"""

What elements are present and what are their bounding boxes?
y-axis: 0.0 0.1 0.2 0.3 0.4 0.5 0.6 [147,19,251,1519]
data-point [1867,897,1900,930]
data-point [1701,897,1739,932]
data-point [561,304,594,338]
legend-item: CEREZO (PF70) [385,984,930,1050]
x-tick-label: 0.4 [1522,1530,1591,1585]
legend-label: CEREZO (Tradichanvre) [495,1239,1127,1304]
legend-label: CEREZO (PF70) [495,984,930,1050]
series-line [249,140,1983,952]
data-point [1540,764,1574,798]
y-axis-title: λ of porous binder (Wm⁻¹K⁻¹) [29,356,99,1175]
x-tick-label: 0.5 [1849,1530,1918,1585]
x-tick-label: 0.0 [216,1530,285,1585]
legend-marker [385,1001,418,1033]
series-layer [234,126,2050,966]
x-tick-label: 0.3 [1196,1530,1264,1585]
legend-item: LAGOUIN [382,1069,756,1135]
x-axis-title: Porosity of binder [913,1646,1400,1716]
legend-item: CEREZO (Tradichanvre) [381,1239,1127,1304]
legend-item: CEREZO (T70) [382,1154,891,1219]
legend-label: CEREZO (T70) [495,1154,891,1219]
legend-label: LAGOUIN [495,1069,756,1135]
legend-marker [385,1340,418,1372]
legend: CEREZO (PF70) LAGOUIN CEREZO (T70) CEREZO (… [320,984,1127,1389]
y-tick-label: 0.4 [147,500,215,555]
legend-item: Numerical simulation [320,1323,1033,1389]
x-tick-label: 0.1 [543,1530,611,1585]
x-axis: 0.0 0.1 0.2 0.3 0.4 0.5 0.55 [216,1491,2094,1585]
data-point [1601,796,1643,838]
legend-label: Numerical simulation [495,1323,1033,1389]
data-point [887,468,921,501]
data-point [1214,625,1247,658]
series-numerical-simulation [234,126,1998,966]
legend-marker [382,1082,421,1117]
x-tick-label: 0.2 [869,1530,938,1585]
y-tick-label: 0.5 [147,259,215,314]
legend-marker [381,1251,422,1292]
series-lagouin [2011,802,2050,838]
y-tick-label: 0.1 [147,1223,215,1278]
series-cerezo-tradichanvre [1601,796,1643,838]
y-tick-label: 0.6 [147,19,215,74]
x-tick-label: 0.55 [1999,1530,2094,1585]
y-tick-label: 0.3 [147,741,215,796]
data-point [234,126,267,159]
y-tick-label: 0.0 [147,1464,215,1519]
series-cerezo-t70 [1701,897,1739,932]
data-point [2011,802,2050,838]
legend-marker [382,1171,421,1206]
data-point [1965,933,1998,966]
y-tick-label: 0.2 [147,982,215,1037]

"""

Task
Rewrite the lines from the beginning of the records through the line containing "legend-item: CEREZO (Tradichanvre)" as a JSON list of strings, one string per line, leaving out any blank lines.

Task answer
[
  "What elements are present and what are their bounding boxes?",
  "y-axis: 0.0 0.1 0.2 0.3 0.4 0.5 0.6 [147,19,251,1519]",
  "data-point [1867,897,1900,930]",
  "data-point [1701,897,1739,932]",
  "data-point [561,304,594,338]",
  "legend-item: CEREZO (PF70) [385,984,930,1050]",
  "x-tick-label: 0.4 [1522,1530,1591,1585]",
  "legend-label: CEREZO (Tradichanvre) [495,1239,1127,1304]",
  "legend-label: CEREZO (PF70) [495,984,930,1050]",
  "series-line [249,140,1983,952]",
  "data-point [1540,764,1574,798]",
  "y-axis-title: λ of porous binder (Wm⁻¹K⁻¹) [29,356,99,1175]",
  "x-tick-label: 0.5 [1849,1530,1918,1585]",
  "x-tick-label: 0.0 [216,1530,285,1585]",
  "legend-marker [385,1001,418,1033]",
  "series-layer [234,126,2050,966]",
  "x-tick-label: 0.3 [1196,1530,1264,1585]",
  "legend-item: LAGOUIN [382,1069,756,1135]",
  "x-axis-title: Porosity of binder [913,1646,1400,1716]",
  "legend-item: CEREZO (Tradichanvre) [381,1239,1127,1304]"
]